YOUR TASK:
Write out the entire listing below exactly, with the pictures left out.

EXTRACTED ENTRIES:
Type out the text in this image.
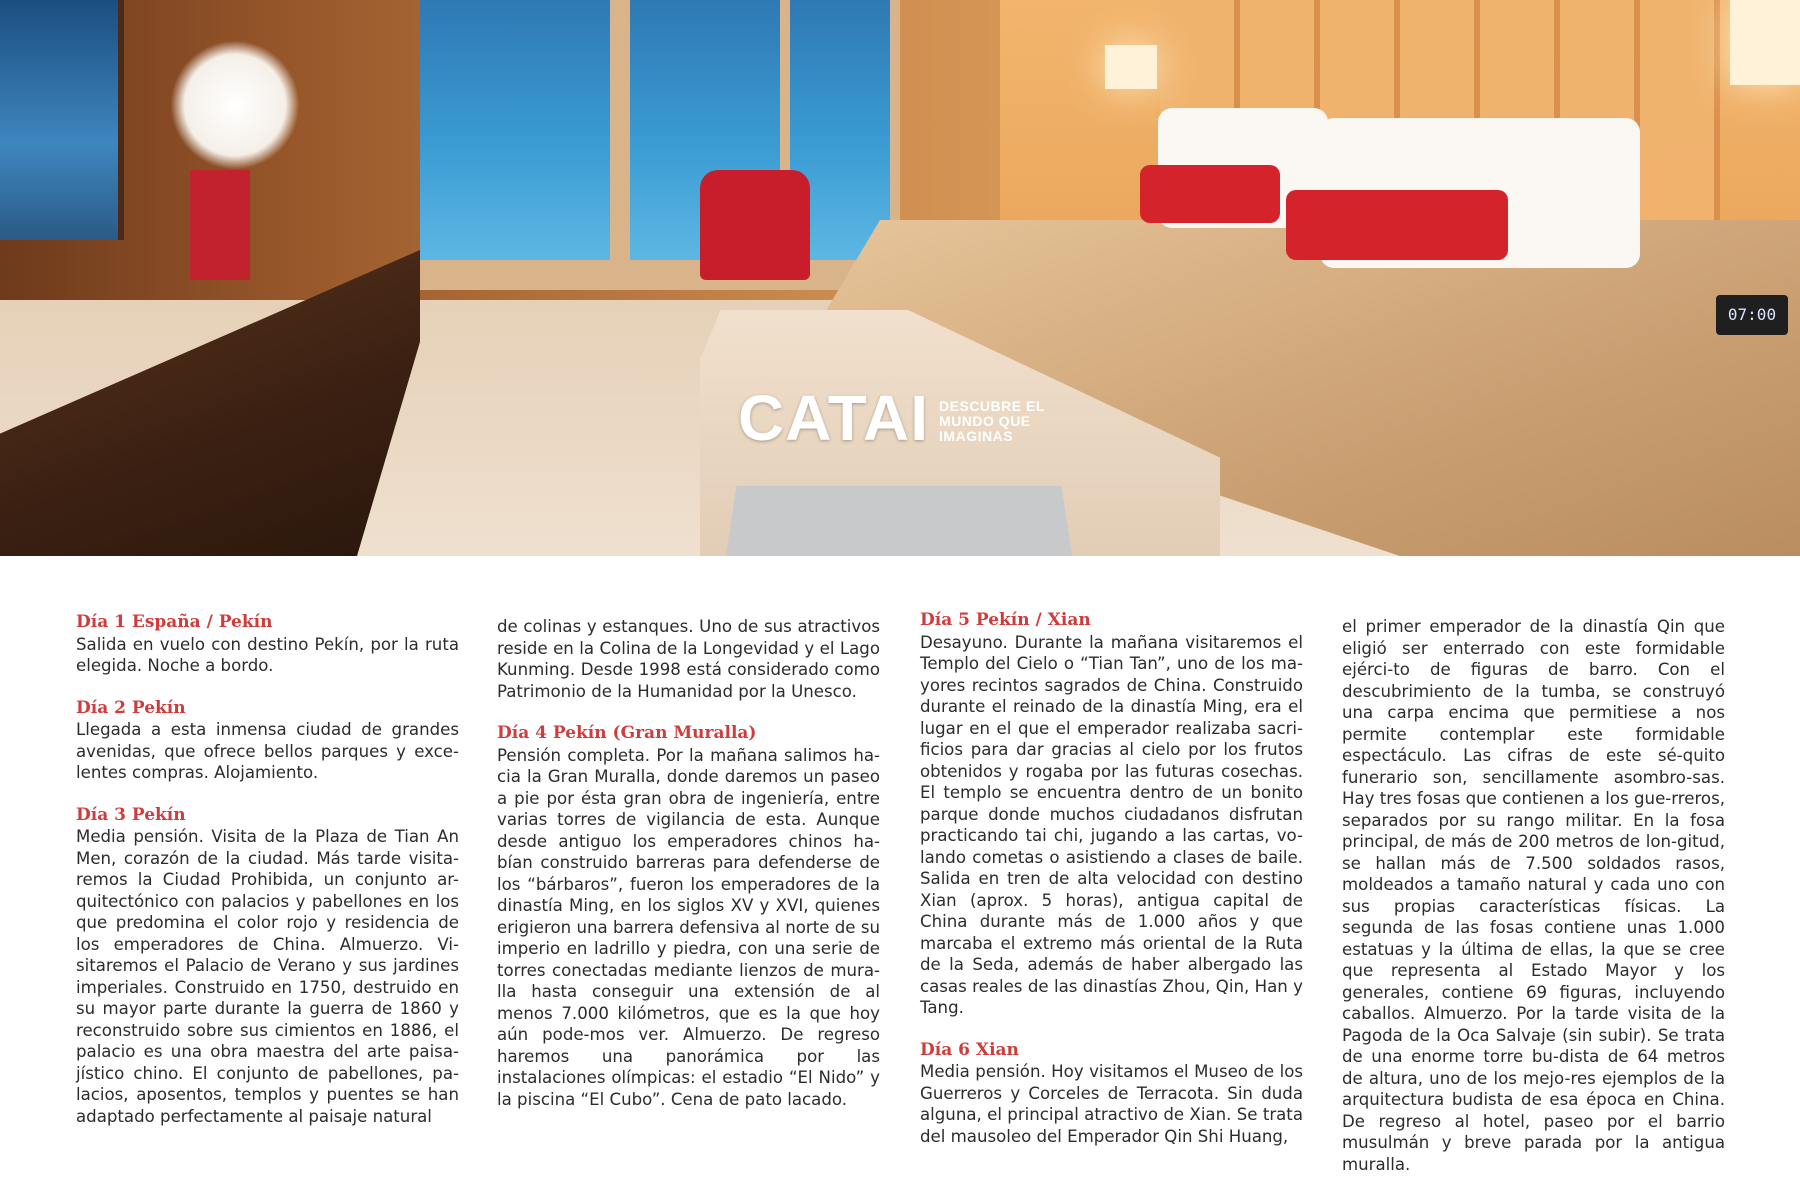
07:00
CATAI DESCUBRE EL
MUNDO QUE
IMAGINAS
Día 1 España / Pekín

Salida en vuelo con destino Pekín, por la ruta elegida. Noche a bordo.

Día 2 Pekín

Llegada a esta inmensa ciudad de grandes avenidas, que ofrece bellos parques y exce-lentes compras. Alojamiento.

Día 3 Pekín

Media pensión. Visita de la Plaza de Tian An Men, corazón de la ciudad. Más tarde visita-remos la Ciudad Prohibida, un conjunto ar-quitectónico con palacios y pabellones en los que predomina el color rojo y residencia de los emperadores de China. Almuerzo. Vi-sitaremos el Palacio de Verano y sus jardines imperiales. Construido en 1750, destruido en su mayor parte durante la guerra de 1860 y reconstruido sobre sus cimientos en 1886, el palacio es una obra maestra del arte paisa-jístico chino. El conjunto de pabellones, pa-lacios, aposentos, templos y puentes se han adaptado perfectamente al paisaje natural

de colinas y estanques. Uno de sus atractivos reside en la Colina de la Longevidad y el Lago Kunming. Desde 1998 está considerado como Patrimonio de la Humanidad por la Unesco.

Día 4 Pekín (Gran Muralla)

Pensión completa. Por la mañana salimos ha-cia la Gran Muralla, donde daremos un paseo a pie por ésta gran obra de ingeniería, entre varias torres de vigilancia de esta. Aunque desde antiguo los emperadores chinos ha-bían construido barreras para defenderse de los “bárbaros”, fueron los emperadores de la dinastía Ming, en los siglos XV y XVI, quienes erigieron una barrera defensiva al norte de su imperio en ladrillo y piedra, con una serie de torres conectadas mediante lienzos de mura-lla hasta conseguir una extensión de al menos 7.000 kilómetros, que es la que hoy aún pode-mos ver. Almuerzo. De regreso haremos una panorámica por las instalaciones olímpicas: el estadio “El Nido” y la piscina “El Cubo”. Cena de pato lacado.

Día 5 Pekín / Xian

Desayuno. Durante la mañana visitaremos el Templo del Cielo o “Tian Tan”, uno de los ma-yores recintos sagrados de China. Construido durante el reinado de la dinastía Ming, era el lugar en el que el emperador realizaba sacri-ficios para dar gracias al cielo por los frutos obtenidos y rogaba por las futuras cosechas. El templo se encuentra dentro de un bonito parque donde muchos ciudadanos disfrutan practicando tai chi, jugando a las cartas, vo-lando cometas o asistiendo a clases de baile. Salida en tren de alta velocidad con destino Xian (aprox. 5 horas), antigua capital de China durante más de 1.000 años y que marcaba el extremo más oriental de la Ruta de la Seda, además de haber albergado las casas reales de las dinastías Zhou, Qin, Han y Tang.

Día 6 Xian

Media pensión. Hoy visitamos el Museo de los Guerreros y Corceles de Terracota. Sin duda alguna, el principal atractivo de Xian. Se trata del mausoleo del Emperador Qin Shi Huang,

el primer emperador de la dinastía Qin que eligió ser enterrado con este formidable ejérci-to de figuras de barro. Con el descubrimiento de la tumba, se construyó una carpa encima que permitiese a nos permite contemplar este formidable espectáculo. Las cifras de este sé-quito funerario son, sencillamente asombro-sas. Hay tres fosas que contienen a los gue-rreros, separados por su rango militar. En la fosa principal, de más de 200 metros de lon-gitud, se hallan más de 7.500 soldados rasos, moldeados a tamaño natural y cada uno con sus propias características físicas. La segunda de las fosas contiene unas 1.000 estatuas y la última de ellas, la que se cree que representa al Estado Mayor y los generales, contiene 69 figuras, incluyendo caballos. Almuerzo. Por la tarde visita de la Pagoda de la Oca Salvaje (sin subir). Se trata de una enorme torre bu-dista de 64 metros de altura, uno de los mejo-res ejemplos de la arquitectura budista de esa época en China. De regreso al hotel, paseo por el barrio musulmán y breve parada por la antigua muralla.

REPLY:
Type out the text in this image.
07:00
CATAI DESCUBRE EL
MUNDO QUE
IMAGINAS
Día 1 España / Pekín

Salida en vuelo con destino Pekín, por la ruta elegida. Noche a bordo.

Día 2 Pekín

Llegada a esta inmensa ciudad de grandes avenidas, que ofrece bellos parques y exce-lentes compras. Alojamiento.

Día 3 Pekín

Media pensión. Visita de la Plaza de Tian An Men, corazón de la ciudad. Más tarde visita-remos la Ciudad Prohibida, un conjunto ar-quitectónico con palacios y pabellones en los que predomina el color rojo y residencia de los emperadores de China. Almuerzo. Vi-sitaremos el Palacio de Verano y sus jardines imperiales. Construido en 1750, destruido en su mayor parte durante la guerra de 1860 y reconstruido sobre sus cimientos en 1886, el palacio es una obra maestra del arte paisa-jístico chino. El conjunto de pabellones, pa-lacios, aposentos, templos y puentes se han adaptado perfectamente al paisaje natural

de colinas y estanques. Uno de sus atractivos reside en la Colina de la Longevidad y el Lago Kunming. Desde 1998 está considerado como Patrimonio de la Humanidad por la Unesco.

Día 4 Pekín (Gran Muralla)

Pensión completa. Por la mañana salimos ha-cia la Gran Muralla, donde daremos un paseo a pie por ésta gran obra de ingeniería, entre varias torres de vigilancia de esta. Aunque desde antiguo los emperadores chinos ha-bían construido barreras para defenderse de los “bárbaros”, fueron los emperadores de la dinastía Ming, en los siglos XV y XVI, quienes erigieron una barrera defensiva al norte de su imperio en ladrillo y piedra, con una serie de torres conectadas mediante lienzos de mura-lla hasta conseguir una extensión de al menos 7.000 kilómetros, que es la que hoy aún pode-mos ver. Almuerzo. De regreso haremos una panorámica por las instalaciones olímpicas: el estadio “El Nido” y la piscina “El Cubo”. Cena de pato lacado.

Día 5 Pekín / Xian

Desayuno. Durante la mañana visitaremos el Templo del Cielo o “Tian Tan”, uno de los ma-yores recintos sagrados de China. Construido durante el reinado de la dinastía Ming, era el lugar en el que el emperador realizaba sacri-ficios para dar gracias al cielo por los frutos obtenidos y rogaba por las futuras cosechas. El templo se encuentra dentro de un bonito parque donde muchos ciudadanos disfrutan practicando tai chi, jugando a las cartas, vo-lando cometas o asistiendo a clases de baile. Salida en tren de alta velocidad con destino Xian (aprox. 5 horas), antigua capital de China durante más de 1.000 años y que marcaba el extremo más oriental de la Ruta de la Seda, además de haber albergado las casas reales de las dinastías Zhou, Qin, Han y Tang.

Día 6 Xian

Media pensión. Hoy visitamos el Museo de los Guerreros y Corceles de Terracota. Sin duda alguna, el principal atractivo de Xian. Se trata del mausoleo del Emperador Qin Shi Huang,

el primer emperador de la dinastía Qin que eligió ser enterrado con este formidable ejérci-to de figuras de barro. Con el descubrimiento de la tumba, se construyó una carpa encima que permitiese a nos permite contemplar este formidable espectáculo. Las cifras de este sé-quito funerario son, sencillamente asombro-sas. Hay tres fosas que contienen a los gue-rreros, separados por su rango militar. En la fosa principal, de más de 200 metros de lon-gitud, se hallan más de 7.500 soldados rasos, moldeados a tamaño natural y cada uno con sus propias características físicas. La segunda de las fosas contiene unas 1.000 estatuas y la última de ellas, la que se cree que representa al Estado Mayor y los generales, contiene 69 figuras, incluyendo caballos. Almuerzo. Por la tarde visita de la Pagoda de la Oca Salvaje (sin subir). Se trata de una enorme torre bu-dista de 64 metros de altura, uno de los mejo-res ejemplos de la arquitectura budista de esa época en China. De regreso al hotel, paseo por el barrio musulmán y breve parada por la antigua muralla.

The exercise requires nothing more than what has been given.